Your copy of the material below should match it exactly, except that it holds no pictures.
-------- RECORDS PROVIDED --------
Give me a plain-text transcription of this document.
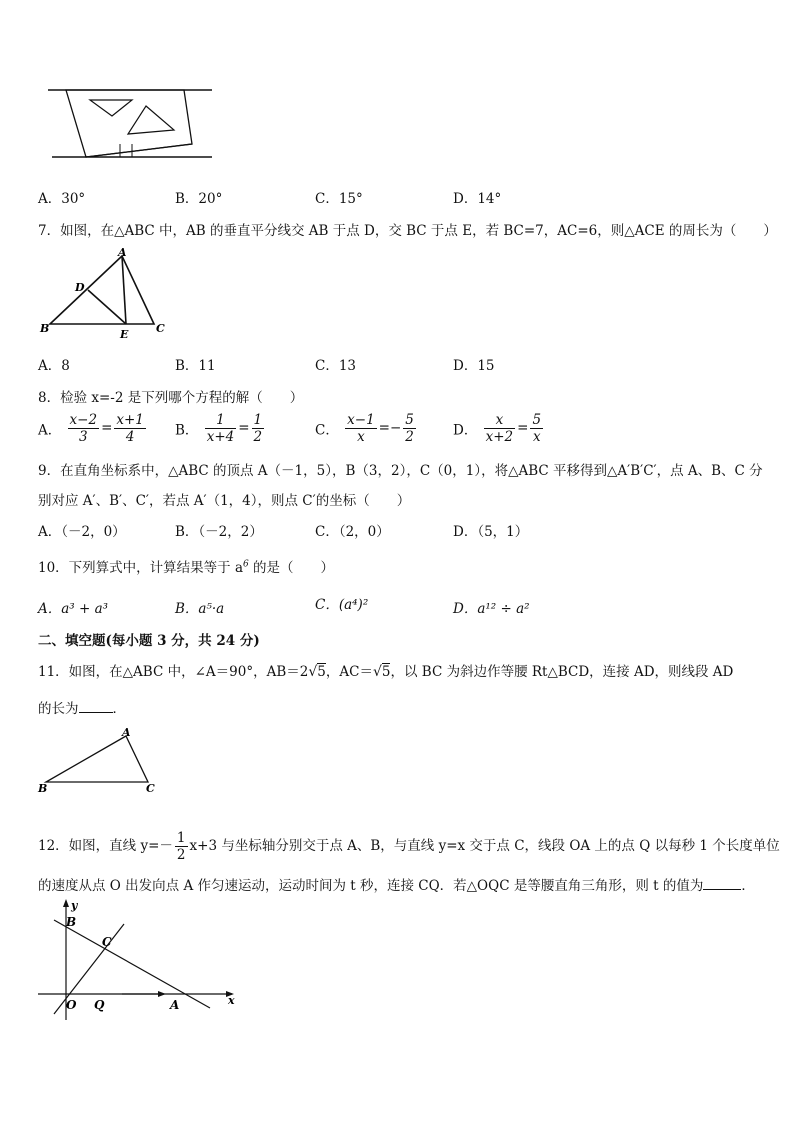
A．30°	B．20°	C．15°	D．14°
7．如图，在△ABC 中，AB 的垂直平分线交 AB 于点 D，交 BC 于点 E，若 BC=7，AC=6，则△ACE 的周长为（　　）
A
D
B	E	C
A．8	B．11	C．13	D．15
8．检验 x=-2 是下列哪个方程的解（　　）
A． $\frac{x-2}{3} = \frac{x+1}{4}$ B． $\frac{1}{x+4} = \frac{1}{2}$	C． $\frac{x-1}{x} =- \frac{5}{2}$	D． $\frac{x}{x+2} = \frac{5}{x}$
9．在直角坐标系中，△ABC 的顶点 A（－1，5），B（3，2），C（0，1），将△ABC 平移得到△A′B′C′，点 A、B、C 分
别对应 A′、B′、C′，若点 A′（1，4），则点 C′的坐标（　　）
A．（－2，0）	B．（－2，2）	C．（2，0）	D．（5，1）
10．下列算式中，计算结果等于 $a^6$ 的是（　　）
A．a³ + a³	B．a⁵·a	C．(a⁴)²	D．a¹² ÷ a²
二、填空题(每小题 3 分，共 24 分)
11．如图，在△ABC 中，∠A＝90°，AB＝2√5，AC＝√5，以 BC 为斜边作等腰 Rt△BCD，连接 AD，则线段 AD
的长为	．
A
B	C
12．如图，直线 $y=- \frac{1}{2} x+3$ 与坐标轴分别交于点 A、B，与直线 y=x 交于点 C，线段 OA 上的点 Q 以每秒 1 个长度单位
的速度从点 O 出发向点 A 作匀速运动，运动时间为 t 秒，连接 CQ．若△OQC 是等腰直角三角形，则 t 的值为	．
y
x
B
C
O Q	A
--------
FINAL ANSWER.
Give me a plain-text transcription of this document.
A．30°	B．20°	C．15°	D．14°
7．如图，在△ABC 中，AB 的垂直平分线交 AB 于点 D，交 BC 于点 E，若 BC=7，AC=6，则△ACE 的周长为（　　）
A
D
B	E	C
A．8	B．11	C．13	D．15
8．检验 x=-2 是下列哪个方程的解（　　）
A． $\frac{x-2}{3} = \frac{x+1}{4}$ B． $\frac{1}{x+4} = \frac{1}{2}$	C． $\frac{x-1}{x} =- \frac{5}{2}$	D． $\frac{x}{x+2} = \frac{5}{x}$
9．在直角坐标系中，△ABC 的顶点 A（－1，5），B（3，2），C（0，1），将△ABC 平移得到△A′B′C′，点 A、B、C 分
别对应 A′、B′、C′，若点 A′（1，4），则点 C′的坐标（　　）
A．（－2，0）	B．（－2，2）	C．（2，0）	D．（5，1）
10．下列算式中，计算结果等于 $a^6$ 的是（　　）
A．a³ + a³	B．a⁵·a	C．(a⁴)²	D．a¹² ÷ a²
二、填空题(每小题 3 分，共 24 分)
11．如图，在△ABC 中，∠A＝90°，AB＝2√5，AC＝√5，以 BC 为斜边作等腰 Rt△BCD，连接 AD，则线段 AD
的长为	．
A
B	C
12．如图，直线 $y=- \frac{1}{2} x+3$ 与坐标轴分别交于点 A、B，与直线 y=x 交于点 C，线段 OA 上的点 Q 以每秒 1 个长度单位
的速度从点 O 出发向点 A 作匀速运动，运动时间为 t 秒，连接 CQ．若△OQC 是等腰直角三角形，则 t 的值为	．
y
x
B
C
O Q	A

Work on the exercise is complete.